### EXERCISE OBJECTIVE:
Pull every line containing "Need" out of the material below.

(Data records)

>> BEGIN

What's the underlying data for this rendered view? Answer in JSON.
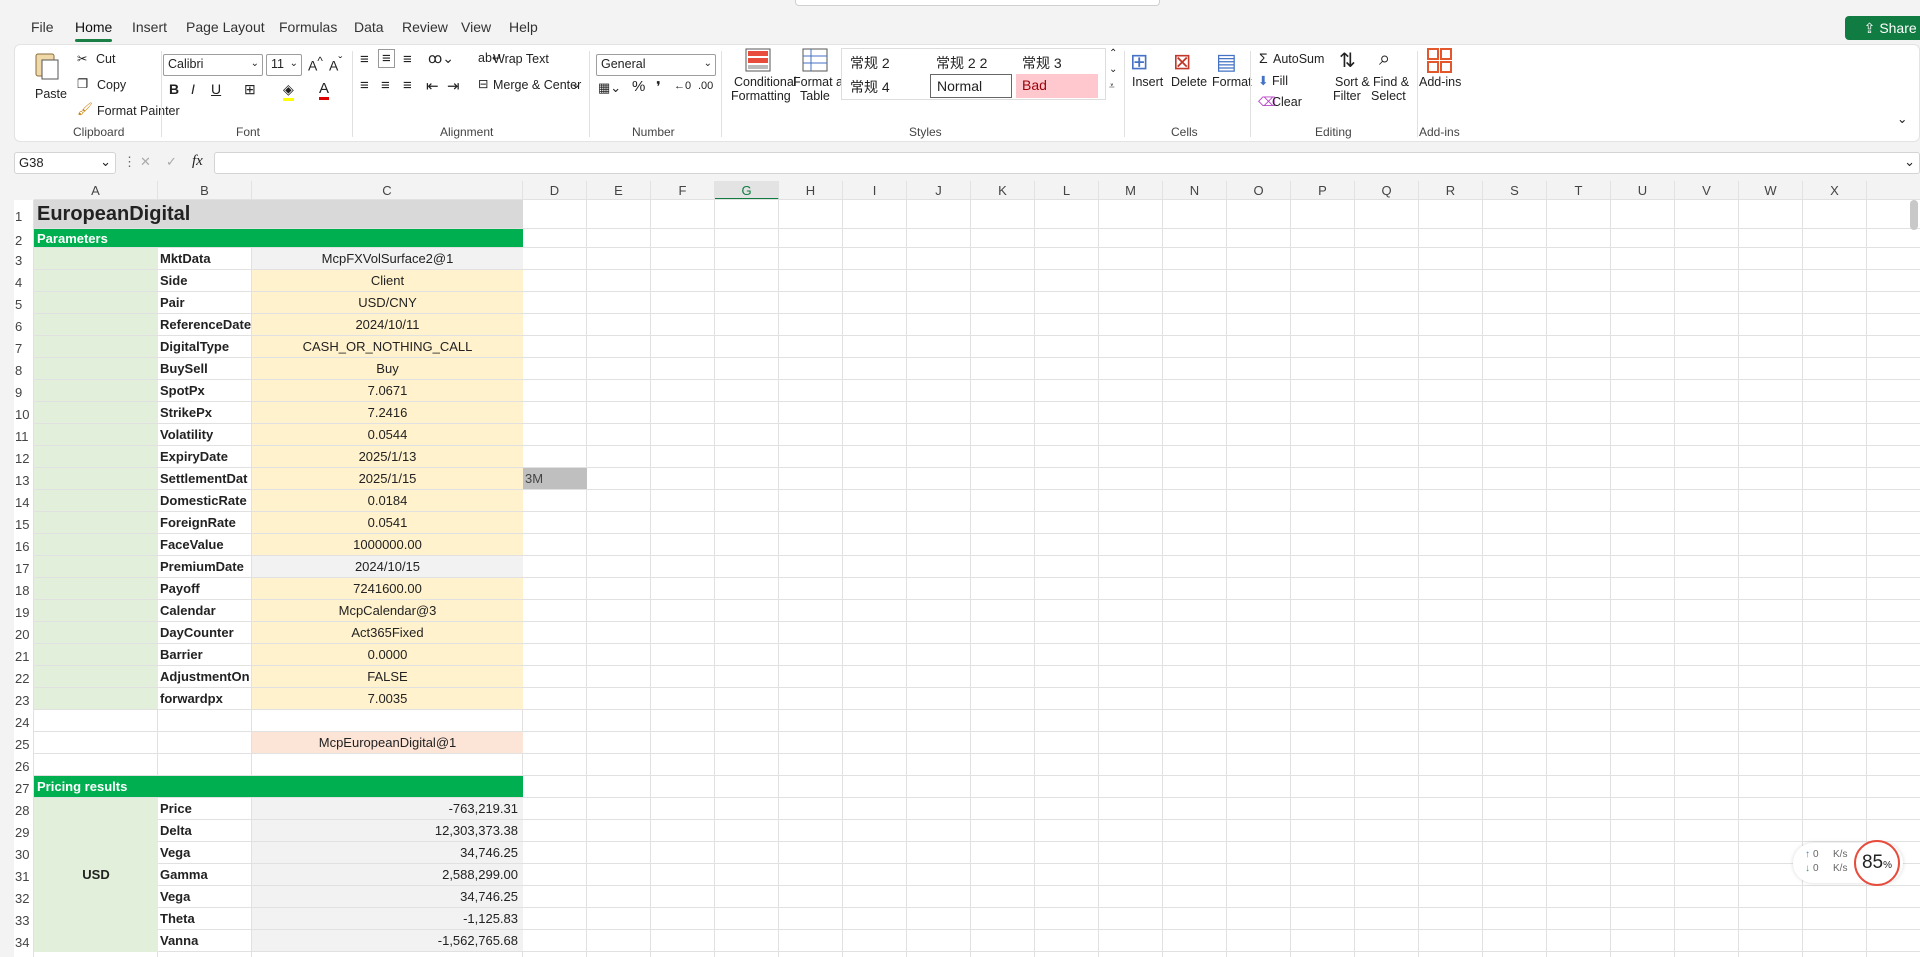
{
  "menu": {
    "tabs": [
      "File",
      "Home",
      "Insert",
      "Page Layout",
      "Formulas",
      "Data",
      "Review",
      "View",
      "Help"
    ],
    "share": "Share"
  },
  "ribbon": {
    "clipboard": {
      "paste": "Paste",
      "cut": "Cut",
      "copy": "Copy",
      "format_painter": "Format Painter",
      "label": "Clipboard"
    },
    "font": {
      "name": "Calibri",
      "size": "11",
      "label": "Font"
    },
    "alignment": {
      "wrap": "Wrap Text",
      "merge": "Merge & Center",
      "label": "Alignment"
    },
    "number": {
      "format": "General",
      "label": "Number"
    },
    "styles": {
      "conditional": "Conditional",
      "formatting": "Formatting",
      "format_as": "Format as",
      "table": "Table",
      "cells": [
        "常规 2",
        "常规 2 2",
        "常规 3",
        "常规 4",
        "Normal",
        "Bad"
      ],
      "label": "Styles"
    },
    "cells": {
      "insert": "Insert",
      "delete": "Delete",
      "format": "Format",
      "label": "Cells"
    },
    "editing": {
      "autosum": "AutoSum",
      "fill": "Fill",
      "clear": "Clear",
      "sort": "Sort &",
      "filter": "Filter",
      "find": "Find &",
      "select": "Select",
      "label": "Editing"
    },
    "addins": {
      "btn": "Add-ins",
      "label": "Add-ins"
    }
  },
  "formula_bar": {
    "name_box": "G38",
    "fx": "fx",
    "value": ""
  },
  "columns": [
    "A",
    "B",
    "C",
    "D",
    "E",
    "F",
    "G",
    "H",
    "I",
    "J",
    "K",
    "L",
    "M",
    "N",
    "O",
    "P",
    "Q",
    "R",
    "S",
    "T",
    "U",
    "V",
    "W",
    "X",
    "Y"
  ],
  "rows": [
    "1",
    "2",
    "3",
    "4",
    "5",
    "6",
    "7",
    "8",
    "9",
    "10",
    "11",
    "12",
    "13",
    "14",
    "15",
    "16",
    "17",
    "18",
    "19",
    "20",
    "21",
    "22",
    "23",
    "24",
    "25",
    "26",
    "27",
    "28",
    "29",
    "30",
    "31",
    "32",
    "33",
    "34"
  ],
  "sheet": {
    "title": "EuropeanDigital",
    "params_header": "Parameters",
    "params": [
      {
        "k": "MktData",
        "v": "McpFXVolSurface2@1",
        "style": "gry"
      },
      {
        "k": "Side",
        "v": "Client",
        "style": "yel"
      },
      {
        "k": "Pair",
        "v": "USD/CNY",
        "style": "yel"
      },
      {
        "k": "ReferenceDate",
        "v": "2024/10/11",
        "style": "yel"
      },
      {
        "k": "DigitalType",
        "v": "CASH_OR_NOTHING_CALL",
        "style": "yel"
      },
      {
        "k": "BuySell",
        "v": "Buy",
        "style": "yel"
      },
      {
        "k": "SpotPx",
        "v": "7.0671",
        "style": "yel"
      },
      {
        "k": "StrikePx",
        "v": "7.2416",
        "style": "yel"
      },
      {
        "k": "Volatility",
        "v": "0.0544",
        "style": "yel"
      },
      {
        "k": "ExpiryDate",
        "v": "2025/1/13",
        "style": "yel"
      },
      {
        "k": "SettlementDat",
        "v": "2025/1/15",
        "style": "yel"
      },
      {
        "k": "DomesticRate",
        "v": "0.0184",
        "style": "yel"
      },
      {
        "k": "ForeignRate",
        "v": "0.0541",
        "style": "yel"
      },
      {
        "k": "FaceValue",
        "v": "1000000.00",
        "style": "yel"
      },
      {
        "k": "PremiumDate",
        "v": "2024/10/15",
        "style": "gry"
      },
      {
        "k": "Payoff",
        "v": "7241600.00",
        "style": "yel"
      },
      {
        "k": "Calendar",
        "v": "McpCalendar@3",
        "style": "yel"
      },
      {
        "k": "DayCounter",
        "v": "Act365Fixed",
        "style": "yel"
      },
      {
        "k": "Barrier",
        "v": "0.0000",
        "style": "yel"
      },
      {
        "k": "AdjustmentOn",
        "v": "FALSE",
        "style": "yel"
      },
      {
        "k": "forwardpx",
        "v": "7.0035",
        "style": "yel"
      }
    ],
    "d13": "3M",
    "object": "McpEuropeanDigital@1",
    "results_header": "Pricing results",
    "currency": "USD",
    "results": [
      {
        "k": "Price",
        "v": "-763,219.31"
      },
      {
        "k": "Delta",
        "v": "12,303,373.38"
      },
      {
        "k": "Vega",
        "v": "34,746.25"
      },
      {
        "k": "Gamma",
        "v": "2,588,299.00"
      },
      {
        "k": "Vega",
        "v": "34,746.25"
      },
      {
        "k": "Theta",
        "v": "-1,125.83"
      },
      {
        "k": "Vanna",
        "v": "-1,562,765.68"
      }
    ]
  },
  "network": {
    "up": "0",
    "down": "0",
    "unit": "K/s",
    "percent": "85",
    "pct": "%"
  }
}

>> END
>> BEGIN

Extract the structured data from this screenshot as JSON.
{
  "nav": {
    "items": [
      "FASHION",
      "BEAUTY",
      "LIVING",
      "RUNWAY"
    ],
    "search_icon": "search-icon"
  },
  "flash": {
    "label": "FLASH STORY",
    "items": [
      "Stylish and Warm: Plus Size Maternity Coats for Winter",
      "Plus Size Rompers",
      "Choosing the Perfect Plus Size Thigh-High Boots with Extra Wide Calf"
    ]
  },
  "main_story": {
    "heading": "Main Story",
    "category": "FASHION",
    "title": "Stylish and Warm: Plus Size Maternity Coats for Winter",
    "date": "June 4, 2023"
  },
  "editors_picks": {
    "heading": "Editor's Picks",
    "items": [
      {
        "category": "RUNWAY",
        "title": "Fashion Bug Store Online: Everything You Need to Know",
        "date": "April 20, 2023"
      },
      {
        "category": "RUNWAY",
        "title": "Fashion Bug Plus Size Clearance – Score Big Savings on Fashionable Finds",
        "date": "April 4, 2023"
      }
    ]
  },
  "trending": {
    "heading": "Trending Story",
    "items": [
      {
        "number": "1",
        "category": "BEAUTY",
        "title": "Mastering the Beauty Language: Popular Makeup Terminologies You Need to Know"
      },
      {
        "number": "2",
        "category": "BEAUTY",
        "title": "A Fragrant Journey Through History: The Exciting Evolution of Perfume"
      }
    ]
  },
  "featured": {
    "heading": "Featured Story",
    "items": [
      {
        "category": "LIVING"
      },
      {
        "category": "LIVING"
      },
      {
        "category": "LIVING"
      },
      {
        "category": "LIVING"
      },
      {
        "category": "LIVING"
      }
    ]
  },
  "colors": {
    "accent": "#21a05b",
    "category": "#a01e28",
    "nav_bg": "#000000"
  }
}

>> END

### THE SOLUTION:
        "title": "Fashion Bug Store Online: Everything You Need to Know",
        "title": "Mastering the Beauty Language: Popular Makeup Terminologies You Need to Know"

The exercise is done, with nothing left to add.